> **AIM OF THE TASK**
Pick out the lines below with "आगमन" and list them.
********
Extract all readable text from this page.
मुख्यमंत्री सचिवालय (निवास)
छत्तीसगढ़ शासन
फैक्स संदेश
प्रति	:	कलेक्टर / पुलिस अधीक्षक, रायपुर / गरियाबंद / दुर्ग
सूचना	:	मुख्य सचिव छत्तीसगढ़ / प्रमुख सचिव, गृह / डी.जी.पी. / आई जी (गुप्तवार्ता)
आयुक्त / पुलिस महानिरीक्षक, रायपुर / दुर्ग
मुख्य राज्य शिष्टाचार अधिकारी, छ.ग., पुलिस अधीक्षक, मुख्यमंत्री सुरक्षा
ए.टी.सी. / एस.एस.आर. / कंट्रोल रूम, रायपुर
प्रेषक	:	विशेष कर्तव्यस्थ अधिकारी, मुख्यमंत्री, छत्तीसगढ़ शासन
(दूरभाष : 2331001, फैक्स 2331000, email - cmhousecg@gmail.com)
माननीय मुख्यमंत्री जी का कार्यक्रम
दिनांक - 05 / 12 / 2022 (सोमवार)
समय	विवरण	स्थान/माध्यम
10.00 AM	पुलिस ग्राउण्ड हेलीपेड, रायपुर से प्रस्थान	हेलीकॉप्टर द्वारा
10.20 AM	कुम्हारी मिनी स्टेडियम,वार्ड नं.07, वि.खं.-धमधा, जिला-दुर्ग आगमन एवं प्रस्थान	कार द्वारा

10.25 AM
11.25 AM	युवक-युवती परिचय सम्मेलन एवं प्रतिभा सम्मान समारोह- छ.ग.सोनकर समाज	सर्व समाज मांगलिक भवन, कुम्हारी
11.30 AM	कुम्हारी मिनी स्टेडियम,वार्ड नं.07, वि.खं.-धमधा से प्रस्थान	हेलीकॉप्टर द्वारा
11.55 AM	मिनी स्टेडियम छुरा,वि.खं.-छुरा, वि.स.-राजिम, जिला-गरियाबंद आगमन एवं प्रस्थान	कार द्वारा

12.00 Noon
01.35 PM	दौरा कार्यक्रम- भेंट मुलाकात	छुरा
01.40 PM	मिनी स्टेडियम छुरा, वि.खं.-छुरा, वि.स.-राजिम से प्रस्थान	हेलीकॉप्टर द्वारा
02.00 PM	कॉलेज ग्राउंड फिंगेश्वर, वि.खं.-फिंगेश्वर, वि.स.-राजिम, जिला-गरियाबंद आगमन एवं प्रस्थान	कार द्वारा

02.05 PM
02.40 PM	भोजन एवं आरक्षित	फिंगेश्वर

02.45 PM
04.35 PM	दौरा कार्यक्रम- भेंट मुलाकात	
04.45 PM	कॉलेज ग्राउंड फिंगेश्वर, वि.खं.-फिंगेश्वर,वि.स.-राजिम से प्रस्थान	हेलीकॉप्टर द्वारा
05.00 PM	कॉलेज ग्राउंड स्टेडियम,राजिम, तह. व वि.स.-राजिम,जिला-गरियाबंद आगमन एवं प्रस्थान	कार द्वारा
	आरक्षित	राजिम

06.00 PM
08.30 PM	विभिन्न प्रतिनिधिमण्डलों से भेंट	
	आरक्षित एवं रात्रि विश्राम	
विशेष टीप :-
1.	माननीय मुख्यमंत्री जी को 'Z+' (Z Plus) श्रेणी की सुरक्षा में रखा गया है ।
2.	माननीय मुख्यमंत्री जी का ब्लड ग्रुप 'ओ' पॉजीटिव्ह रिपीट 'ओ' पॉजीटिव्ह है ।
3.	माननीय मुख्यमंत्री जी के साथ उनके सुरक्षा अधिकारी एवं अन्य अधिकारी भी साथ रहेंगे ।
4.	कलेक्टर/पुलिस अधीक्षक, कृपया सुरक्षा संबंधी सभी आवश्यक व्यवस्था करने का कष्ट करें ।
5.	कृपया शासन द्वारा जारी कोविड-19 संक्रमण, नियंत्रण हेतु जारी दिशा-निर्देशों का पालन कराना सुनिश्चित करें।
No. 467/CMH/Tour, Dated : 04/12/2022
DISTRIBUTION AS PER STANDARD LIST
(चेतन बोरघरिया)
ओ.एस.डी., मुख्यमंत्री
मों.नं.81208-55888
********
> **OUTPUT FOR THIS EXERCISE**
10.20 AM	कुम्हारी मिनी स्टेडियम,वार्ड नं.07, वि.खं.-धमधा, जिला-दुर्ग आगमन एवं प्रस्थान	कार द्वारा
11.55 AM	मिनी स्टेडियम छुरा,वि.खं.-छुरा, वि.स.-राजिम, जिला-गरियाबंद आगमन एवं प्रस्थान	कार द्वारा
02.00 PM	कॉलेज ग्राउंड फिंगेश्वर, वि.खं.-फिंगेश्वर, वि.स.-राजिम, जिला-गरियाबंद आगमन एवं प्रस्थान	कार द्वारा
05.00 PM	कॉलेज ग्राउंड स्टेडियम,राजिम, तह. व वि.स.-राजिम,जिला-गरियाबंद आगमन एवं प्रस्थान	कार द्वारा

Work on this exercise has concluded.